#### [SHORT EXERCISE]
Quote the data below in full, please, without altering anything.

(Saved entries)
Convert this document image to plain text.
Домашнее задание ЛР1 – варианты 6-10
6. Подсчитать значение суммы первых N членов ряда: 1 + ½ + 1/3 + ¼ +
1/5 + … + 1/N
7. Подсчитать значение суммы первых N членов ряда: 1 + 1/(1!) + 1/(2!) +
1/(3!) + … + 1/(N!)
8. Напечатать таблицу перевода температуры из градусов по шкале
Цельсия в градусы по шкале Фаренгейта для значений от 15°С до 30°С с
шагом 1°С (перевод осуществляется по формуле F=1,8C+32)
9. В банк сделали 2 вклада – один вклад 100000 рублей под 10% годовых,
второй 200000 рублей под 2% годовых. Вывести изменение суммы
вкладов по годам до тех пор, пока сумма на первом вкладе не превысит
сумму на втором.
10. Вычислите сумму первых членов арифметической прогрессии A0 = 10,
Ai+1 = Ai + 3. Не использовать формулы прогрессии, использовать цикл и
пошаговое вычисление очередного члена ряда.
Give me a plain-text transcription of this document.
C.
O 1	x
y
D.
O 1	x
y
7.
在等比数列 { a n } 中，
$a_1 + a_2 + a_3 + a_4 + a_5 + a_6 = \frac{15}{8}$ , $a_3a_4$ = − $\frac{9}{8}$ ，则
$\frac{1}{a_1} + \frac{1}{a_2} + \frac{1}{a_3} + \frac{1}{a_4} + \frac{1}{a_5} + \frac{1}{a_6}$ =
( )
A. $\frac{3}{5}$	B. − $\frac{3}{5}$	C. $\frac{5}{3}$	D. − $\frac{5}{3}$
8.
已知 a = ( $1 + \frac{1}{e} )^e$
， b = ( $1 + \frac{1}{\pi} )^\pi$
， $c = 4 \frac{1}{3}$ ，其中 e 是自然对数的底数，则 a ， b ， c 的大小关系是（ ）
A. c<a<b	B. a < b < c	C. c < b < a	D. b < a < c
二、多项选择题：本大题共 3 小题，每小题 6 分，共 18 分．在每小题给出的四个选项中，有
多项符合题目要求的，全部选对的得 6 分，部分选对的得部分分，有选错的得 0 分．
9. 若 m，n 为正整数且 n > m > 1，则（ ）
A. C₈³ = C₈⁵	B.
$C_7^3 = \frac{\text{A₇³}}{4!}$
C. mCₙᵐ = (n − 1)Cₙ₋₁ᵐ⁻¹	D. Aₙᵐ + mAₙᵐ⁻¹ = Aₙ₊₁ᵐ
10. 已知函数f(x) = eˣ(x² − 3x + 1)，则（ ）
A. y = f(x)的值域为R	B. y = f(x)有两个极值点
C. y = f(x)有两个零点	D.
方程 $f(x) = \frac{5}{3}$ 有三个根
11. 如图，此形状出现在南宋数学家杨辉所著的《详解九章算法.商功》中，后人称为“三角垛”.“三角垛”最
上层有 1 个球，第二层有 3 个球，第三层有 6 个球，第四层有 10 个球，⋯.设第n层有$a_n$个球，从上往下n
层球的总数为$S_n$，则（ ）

#### [RESULT]
Convert this document image to plain text.
Домашнее задание ЛР1 – варианты 6-10
6. Подсчитать значение суммы первых N членов ряда: 1 + ½ + 1/3 + ¼ +
1/5 + … + 1/N
7. Подсчитать значение суммы первых N членов ряда: 1 + 1/(1!) + 1/(2!) +
1/(3!) + … + 1/(N!)
8. Напечатать таблицу перевода температуры из градусов по шкале
Цельсия в градусы по шкале Фаренгейта для значений от 15°С до 30°С с
шагом 1°С (перевод осуществляется по формуле F=1,8C+32)
9. В банк сделали 2 вклада – один вклад 100000 рублей под 10% годовых,
второй 200000 рублей под 2% годовых. Вывести изменение суммы
вкладов по годам до тех пор, пока сумма на первом вкладе не превысит
сумму на втором.
10. Вычислите сумму первых членов арифметической прогрессии A0 = 10,
Ai+1 = Ai + 3. Не использовать формулы прогрессии, использовать цикл и
пошаговое вычисление очередного члена ряда.
Give me a plain-text transcription of this document.
C.
O 1	x
y
D.
O 1	x
y
7.
在等比数列 { a n } 中，
$a_1 + a_2 + a_3 + a_4 + a_5 + a_6 = \frac{15}{8}$ , $a_3a_4$ = − $\frac{9}{8}$ ，则
$\frac{1}{a_1} + \frac{1}{a_2} + \frac{1}{a_3} + \frac{1}{a_4} + \frac{1}{a_5} + \frac{1}{a_6}$ =
( )
A. $\frac{3}{5}$	B. − $\frac{3}{5}$	C. $\frac{5}{3}$	D. − $\frac{5}{3}$
8.
已知 a = ( $1 + \frac{1}{e} )^e$
， b = ( $1 + \frac{1}{\pi} )^\pi$
， $c = 4 \frac{1}{3}$ ，其中 e 是自然对数的底数，则 a ， b ， c 的大小关系是（ ）
A. c<a<b	B. a < b < c	C. c < b < a	D. b < a < c
二、多项选择题：本大题共 3 小题，每小题 6 分，共 18 分．在每小题给出的四个选项中，有
多项符合题目要求的，全部选对的得 6 分，部分选对的得部分分，有选错的得 0 分．
9. 若 m，n 为正整数且 n > m > 1，则（ ）
A. C₈³ = C₈⁵	B.
$C_7^3 = \frac{\text{A₇³}}{4!}$
C. mCₙᵐ = (n − 1)Cₙ₋₁ᵐ⁻¹	D. Aₙᵐ + mAₙᵐ⁻¹ = Aₙ₊₁ᵐ
10. 已知函数f(x) = eˣ(x² − 3x + 1)，则（ ）
A. y = f(x)的值域为R	B. y = f(x)有两个极值点
C. y = f(x)有两个零点	D.
方程 $f(x) = \frac{5}{3}$ 有三个根
11. 如图，此形状出现在南宋数学家杨辉所著的《详解九章算法.商功》中，后人称为“三角垛”.“三角垛”最
上层有 1 个球，第二层有 3 个球，第三层有 6 个球，第四层有 10 个球，⋯.设第n层有$a_n$个球，从上往下n
层球的总数为$S_n$，则（ ）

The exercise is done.